_Entries supplied_
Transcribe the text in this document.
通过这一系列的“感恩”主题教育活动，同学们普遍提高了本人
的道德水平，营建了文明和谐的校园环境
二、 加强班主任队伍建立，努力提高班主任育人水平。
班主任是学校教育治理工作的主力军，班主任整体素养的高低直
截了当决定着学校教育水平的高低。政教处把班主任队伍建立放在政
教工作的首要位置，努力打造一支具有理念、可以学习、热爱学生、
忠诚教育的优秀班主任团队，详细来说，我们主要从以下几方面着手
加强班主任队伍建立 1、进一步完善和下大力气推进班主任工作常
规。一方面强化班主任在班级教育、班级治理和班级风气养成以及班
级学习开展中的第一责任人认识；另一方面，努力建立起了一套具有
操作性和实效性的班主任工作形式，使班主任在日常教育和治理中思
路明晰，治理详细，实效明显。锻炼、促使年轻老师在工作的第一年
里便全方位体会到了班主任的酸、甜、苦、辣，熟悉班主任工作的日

_Work instructions_
Show every line from the listing above in which the string "加强班主任队伍建立" appears.

_Finished exercise_
二、 加强班主任队伍建立，努力提高班主任育人水平。
加强班主任队伍建立 1、进一步完善和下大力气推进班主任工作常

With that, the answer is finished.